- Dataset:
# # # # #
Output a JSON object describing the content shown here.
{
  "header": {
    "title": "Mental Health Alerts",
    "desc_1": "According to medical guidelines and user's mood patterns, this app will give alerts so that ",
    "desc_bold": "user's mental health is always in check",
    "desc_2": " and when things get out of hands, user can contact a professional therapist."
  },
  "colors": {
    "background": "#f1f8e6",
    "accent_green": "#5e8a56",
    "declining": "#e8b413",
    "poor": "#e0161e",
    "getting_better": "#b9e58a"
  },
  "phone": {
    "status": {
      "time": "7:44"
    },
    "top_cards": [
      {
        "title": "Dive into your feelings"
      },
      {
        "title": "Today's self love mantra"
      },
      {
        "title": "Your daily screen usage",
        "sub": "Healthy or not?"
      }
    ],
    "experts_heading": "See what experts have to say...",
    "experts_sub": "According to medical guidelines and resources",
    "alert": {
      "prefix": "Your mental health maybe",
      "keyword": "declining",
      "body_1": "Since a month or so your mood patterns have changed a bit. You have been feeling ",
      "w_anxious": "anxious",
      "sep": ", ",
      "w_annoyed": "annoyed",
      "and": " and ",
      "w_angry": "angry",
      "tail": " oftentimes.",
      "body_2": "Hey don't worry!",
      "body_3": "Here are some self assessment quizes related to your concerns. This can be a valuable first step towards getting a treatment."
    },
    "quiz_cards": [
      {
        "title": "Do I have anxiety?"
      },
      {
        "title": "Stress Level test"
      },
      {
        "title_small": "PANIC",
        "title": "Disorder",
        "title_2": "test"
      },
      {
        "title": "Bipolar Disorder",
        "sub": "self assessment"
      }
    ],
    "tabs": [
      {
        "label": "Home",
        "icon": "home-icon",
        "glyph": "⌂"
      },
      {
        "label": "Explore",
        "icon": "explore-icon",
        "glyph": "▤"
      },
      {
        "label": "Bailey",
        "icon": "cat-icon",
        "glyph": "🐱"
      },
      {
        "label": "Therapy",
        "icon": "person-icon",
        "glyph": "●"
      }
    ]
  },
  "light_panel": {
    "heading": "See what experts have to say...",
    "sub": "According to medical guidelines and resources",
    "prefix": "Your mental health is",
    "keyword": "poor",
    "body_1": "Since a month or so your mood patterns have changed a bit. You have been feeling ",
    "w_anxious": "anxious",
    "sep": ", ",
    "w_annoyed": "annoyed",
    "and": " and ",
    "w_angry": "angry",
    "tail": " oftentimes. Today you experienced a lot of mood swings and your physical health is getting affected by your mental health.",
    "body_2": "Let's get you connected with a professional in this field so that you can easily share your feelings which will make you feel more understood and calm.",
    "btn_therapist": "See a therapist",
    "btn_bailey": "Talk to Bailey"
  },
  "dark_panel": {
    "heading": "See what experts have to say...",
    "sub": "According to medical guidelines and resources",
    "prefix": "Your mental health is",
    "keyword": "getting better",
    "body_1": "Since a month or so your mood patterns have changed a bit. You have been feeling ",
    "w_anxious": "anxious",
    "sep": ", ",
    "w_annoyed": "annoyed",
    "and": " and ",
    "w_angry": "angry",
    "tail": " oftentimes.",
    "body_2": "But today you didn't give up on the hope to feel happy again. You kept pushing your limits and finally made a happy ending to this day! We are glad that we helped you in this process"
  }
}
# # # # #
- Task directions:
Show the lines of the data that hold the word "guidelines".

- Written answer:
    "desc_1": "According to medical guidelines and user's mood patterns, this app will give alerts so that ",
    "experts_sub": "According to medical guidelines and resources",
    "sub": "According to medical guidelines and resources",
    "sub": "According to medical guidelines and resources",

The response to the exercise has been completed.